WHAT YOU WILL DO: In the listing below, locate the lines that hold the string "from". Copy those lines.

RECORDED DATA:

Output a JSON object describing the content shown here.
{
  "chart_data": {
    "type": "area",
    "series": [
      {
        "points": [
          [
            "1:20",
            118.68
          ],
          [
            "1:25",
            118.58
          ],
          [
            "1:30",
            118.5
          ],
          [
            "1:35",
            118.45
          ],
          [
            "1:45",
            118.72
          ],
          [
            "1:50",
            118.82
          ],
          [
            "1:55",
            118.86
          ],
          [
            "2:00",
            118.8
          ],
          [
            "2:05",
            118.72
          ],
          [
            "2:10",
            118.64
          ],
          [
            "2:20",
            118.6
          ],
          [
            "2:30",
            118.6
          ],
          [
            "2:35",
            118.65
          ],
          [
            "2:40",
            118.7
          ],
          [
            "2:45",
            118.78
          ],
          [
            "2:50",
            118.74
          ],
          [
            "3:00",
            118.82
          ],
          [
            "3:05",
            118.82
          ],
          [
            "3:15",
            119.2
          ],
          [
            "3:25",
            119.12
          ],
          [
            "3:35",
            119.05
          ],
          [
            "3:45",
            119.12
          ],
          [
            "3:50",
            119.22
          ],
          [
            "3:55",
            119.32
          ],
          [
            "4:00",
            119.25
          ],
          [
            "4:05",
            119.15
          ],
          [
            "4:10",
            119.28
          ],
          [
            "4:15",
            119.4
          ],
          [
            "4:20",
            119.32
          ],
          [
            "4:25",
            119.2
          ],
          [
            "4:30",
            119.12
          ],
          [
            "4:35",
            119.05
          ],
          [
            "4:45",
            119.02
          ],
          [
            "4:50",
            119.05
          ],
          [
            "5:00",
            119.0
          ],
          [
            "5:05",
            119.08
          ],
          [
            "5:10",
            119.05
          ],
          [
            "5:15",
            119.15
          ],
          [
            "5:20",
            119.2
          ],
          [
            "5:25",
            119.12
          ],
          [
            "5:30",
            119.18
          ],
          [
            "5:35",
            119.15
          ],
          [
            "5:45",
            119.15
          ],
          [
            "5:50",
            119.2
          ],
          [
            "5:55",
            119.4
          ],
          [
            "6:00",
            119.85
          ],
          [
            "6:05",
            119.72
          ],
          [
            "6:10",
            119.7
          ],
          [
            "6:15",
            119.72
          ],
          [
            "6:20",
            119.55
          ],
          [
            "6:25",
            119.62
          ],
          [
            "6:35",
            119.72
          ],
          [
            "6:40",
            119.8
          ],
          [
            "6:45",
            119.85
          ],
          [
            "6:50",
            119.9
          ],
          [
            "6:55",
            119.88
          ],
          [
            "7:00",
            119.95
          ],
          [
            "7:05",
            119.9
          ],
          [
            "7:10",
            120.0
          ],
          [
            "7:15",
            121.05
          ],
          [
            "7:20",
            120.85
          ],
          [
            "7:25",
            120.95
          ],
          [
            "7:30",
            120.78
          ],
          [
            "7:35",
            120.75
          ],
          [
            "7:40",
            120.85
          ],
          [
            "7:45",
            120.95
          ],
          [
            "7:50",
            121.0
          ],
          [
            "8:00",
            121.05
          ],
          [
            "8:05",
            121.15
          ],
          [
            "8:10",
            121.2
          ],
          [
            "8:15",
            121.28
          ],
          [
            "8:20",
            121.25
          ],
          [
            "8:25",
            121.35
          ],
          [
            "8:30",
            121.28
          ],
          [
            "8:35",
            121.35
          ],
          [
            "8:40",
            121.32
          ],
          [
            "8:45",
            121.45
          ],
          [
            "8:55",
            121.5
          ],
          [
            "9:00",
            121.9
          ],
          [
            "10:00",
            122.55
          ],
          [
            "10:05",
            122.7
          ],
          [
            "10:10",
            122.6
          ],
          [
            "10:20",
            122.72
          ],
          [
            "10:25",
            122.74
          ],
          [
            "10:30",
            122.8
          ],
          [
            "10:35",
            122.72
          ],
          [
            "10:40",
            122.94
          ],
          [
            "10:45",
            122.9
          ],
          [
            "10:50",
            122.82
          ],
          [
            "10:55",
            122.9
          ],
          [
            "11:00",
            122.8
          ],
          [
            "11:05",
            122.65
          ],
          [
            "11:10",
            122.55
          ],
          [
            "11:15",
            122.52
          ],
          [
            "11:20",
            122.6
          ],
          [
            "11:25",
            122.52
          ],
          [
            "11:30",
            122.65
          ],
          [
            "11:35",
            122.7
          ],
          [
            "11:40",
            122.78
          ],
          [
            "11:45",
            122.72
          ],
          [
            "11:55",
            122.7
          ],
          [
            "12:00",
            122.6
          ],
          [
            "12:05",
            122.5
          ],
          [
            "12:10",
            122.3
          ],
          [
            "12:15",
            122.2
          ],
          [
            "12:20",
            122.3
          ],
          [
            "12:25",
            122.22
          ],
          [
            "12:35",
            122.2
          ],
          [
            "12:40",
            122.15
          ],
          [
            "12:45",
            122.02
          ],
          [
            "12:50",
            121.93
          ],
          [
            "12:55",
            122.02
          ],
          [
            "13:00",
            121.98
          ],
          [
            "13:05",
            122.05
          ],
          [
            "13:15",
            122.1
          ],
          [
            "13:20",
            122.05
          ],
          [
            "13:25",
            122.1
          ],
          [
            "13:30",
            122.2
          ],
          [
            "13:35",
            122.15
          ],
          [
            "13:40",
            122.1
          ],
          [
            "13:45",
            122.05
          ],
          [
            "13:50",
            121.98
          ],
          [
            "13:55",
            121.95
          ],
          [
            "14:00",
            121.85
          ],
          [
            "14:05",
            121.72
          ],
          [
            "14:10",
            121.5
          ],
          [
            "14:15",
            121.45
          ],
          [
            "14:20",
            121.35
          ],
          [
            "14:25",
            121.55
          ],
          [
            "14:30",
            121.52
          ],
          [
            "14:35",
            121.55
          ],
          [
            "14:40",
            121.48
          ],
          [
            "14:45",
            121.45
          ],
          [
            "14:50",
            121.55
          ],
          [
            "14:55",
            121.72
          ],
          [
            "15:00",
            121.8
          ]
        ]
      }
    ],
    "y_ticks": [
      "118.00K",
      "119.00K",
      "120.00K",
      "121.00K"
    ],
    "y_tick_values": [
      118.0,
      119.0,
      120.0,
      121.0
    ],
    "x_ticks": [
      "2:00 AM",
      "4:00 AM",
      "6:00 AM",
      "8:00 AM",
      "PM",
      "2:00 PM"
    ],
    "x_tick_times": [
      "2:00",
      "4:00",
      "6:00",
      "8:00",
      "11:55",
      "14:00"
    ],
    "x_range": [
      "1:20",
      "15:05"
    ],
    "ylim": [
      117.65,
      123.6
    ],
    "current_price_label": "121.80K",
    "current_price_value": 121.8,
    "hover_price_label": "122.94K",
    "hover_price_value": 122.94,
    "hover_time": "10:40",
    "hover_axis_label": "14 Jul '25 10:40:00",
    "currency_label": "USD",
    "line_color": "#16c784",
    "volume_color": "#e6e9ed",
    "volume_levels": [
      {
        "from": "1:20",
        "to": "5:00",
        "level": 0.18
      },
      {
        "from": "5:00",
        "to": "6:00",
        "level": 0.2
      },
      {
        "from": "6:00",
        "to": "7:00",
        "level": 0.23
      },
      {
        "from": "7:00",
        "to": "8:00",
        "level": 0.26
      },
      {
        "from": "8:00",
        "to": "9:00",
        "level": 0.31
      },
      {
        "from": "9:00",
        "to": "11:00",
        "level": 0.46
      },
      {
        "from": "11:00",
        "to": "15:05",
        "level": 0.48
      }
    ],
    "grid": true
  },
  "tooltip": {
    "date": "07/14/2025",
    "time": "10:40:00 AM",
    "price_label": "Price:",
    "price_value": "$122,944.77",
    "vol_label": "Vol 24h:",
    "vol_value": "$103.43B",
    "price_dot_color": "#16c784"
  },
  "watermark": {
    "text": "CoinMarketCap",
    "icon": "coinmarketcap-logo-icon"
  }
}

ANSWER:
        "from": "1:20",
        "from": "5:00",
        "from": "6:00",
        "from": "7:00",
        "from": "8:00",
        "from": "9:00",
        "from": "11:00",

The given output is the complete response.